* **Task to carry out**
Reproduce each line from the records that holds "القول".

* **Extracted data entries**
- - - - - - -

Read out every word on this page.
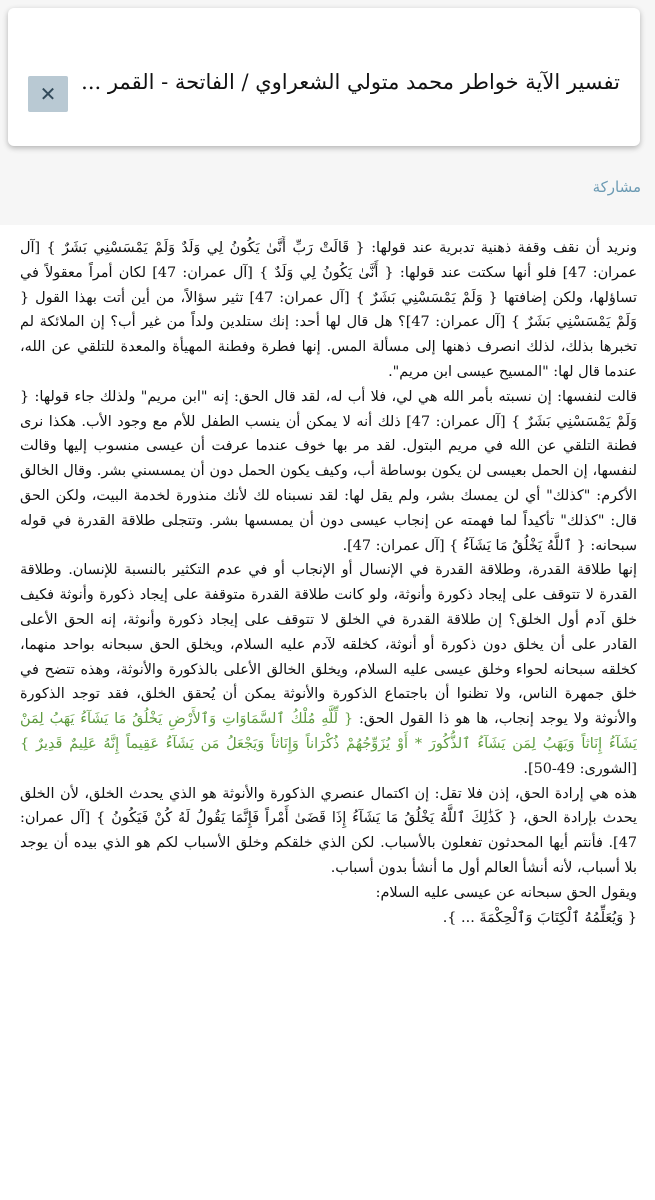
تفسير الآية خواطر محمد متولي الشعراوي / الفاتحة - القمر ...
✕
مشاركة

ونريد أن نقف وقفة ذهنية تدبرية عند قولها: { قَالَتْ رَبِّ أَنَّىٰ يَكُونُ لِي وَلَدٌ وَلَمْ يَمْسَسْنِي بَشَرٌ } [آل عمران: 47] فلو أنها سكتت عند قولها: { أَنَّىٰ يَكُونُ لِي وَلَدٌ } [آل عمران: 47] لكان أمراً معقولاً في تساؤلها، ولكن إضافتها { وَلَمْ يَمْسَسْنِي بَشَرٌ } [آل عمران: 47] تثير سؤالاً، من أين أتت بهذا القول { وَلَمْ يَمْسَسْنِي بَشَرٌ } [آل عمران: 47]؟ هل قال لها أحد: إنك ستلدين ولداً من غير أب؟ إن الملائكة لم تخبرها بذلك، لذلك انصرف ذهنها إلى مسألة المس. إنها فطرة وفطنة المهيأة والمعدة للتلقي عن الله، عندما قال لها: "المسيح عيسى ابن مريم".

قالت لنفسها: إن نسبته بأمر الله هي لي، فلا أب له، لقد قال الحق: إنه "ابن مريم" ولذلك جاء قولها: { وَلَمْ يَمْسَسْنِي بَشَرٌ } [آل عمران: 47] ذلك أنه لا يمكن أن ينسب الطفل للأم مع وجود الأب. هكذا نرى فطنة التلقي عن الله في مريم البتول. لقد مر بها خوف عندما عرفت أن عيسى منسوب إليها وقالت لنفسها، إن الحمل بعيسى لن يكون بوساطة أب، وكيف يكون الحمل دون أن يمسسني بشر. وقال الخالق الأكرم: "كذلك" أي لن يمسك بشر، ولم يقل لها: لقد نسبناه لك لأنك منذورة لخدمة البيت، ولكن الحق قال: "كذلك" تأكيداً لما فهمته عن إنجاب عيسى دون أن يمسسها بشر. وتتجلى طلاقة القدرة في قوله سبحانه: { ٱللَّهُ يَخْلُقُ مَا يَشَآءُ } [آل عمران: 47].

إنها طلاقة القدرة، وطلاقة القدرة في الإنسال أو الإنجاب أو في عدم التكثير بالنسبة للإنسان. وطلاقة القدرة لا تتوقف على إيجاد ذكورة وأنوثة، ولو كانت طلاقة القدرة متوقفة على إيجاد ذكورة وأنوثة فكيف خلق آدم أول الخلق؟ إن طلاقة القدرة في الخلق لا تتوقف على إيجاد ذكورة وأنوثة، إنه الحق الأعلى القادر على أن يخلق دون ذكورة أو أنوثة، كخلقه لآدم عليه السلام، ويخلق الحق سبحانه بواحد منهما، كخلقه سبحانه لحواء وخلق عيسى عليه السلام، ويخلق الخالق الأعلى بالذكورة والأنوثة، وهذه تتضح في خلق جمهرة الناس، ولا تظنوا أن باجتماع الذكورة والأنوثة يمكن أن يُحقق الخلق، فقد توجد الذكورة والأنوثة ولا يوجد إنجاب، ها هو ذا القول الحق: { لِّلَّهِ مُلْكُ ٱلسَّمَاوَاتِ وَٱلأَرْضِ يَخْلُقُ مَا يَشَآءُ يَهَبُ لِمَنْ يَشَآءُ إِنَاثاً وَيَهَبُ لِمَن يَشَآءُ ٱلذُّكُورَ * أَوْ يُزَوِّجُهُمْ ذُكْرَاناً وَإِنَاثاً وَيَجْعَلُ مَن يَشَآءُ عَقِيماً إِنَّهُ عَلِيمٌ قَدِيرٌ } [الشورى: 49-50].

هذه هي إرادة الحق، إذن فلا تقل: إن اكتمال عنصري الذكورة والأنوثة هو الذي يحدث الخلق، لأن الخلق يحدث بإرادة الحق، { كَذَٰلِكَ ٱللَّهُ يَخْلُقُ مَا يَشَآءُ إِذَا قَضَىٰ أَمْراً فَإِنَّمَا يَقُولُ لَهُ كُنْ فَيَكُونُ } [آل عمران: 47]. فأنتم أيها المحدثون تفعلون بالأسباب. لكن الذي خلقكم وخلق الأسباب لكم هو الذي بيده أن يوجد بلا أسباب، لأنه أنشأ العالم أول ما أنشأ بدون أسباب.

ويقول الحق سبحانه عن عيسى عليه السلام:

{ وَيُعَلِّمُهُ ٱلْكِتَابَ وَٱلْحِكْمَةَ ... }.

- - - - - - -

* **Written solution**
ونريد أن نقف وقفة ذهنية تدبرية عند قولها: { قَالَتْ رَبِّ أَنَّىٰ يَكُونُ لِي وَلَدٌ وَلَمْ يَمْسَسْنِي بَشَرٌ } [آل عمران: 47] فلو أنها سكتت عند قولها: { أَنَّىٰ يَكُونُ لِي وَلَدٌ } [آل عمران: 47] لكان أمراً معقولاً في تساؤلها، ولكن إضافتها { وَلَمْ يَمْسَسْنِي بَشَرٌ } [آل عمران: 47] تثير سؤالاً، من أين أتت بهذا القول { وَلَمْ يَمْسَسْنِي بَشَرٌ } [آل عمران: 47]؟ هل قال لها أحد: إنك ستلدين ولداً من غير أب؟ إن الملائكة لم تخبرها بذلك، لذلك انصرف ذهنها إلى مسألة المس. إنها فطرة وفطنة المهيأة والمعدة للتلقي عن الله، عندما قال لها: "المسيح عيسى ابن مريم".
إنها طلاقة القدرة، وطلاقة القدرة في الإنسال أو الإنجاب أو في عدم التكثير بالنسبة للإنسان. وطلاقة القدرة لا تتوقف على إيجاد ذكورة وأنوثة، ولو كانت طلاقة القدرة متوقفة على إيجاد ذكورة وأنوثة فكيف خلق آدم أول الخلق؟ إن طلاقة القدرة في الخلق لا تتوقف على إيجاد ذكورة وأنوثة، إنه الحق الأعلى القادر على أن يخلق دون ذكورة أو أنوثة، كخلقه لآدم عليه السلام، ويخلق الحق سبحانه بواحد منهما، كخلقه سبحانه لحواء وخلق عيسى عليه السلام، ويخلق الخالق الأعلى بالذكورة والأنوثة، وهذه تتضح في خلق جمهرة الناس، ولا تظنوا أن باجتماع الذكورة والأنوثة يمكن أن يُحقق الخلق، فقد توجد الذكورة والأنوثة ولا يوجد إنجاب، ها هو ذا القول الحق: { لِّلَّهِ مُلْكُ ٱلسَّمَاوَاتِ وَٱلأَرْضِ يَخْلُقُ مَا يَشَآءُ يَهَبُ لِمَنْ يَشَآءُ إِنَاثاً وَيَهَبُ لِمَن يَشَآءُ ٱلذُّكُورَ * أَوْ يُزَوِّجُهُمْ ذُكْرَاناً وَإِنَاثاً وَيَجْعَلُ مَن يَشَآءُ عَقِيماً إِنَّهُ عَلِيمٌ قَدِيرٌ } [الشورى: 49-50].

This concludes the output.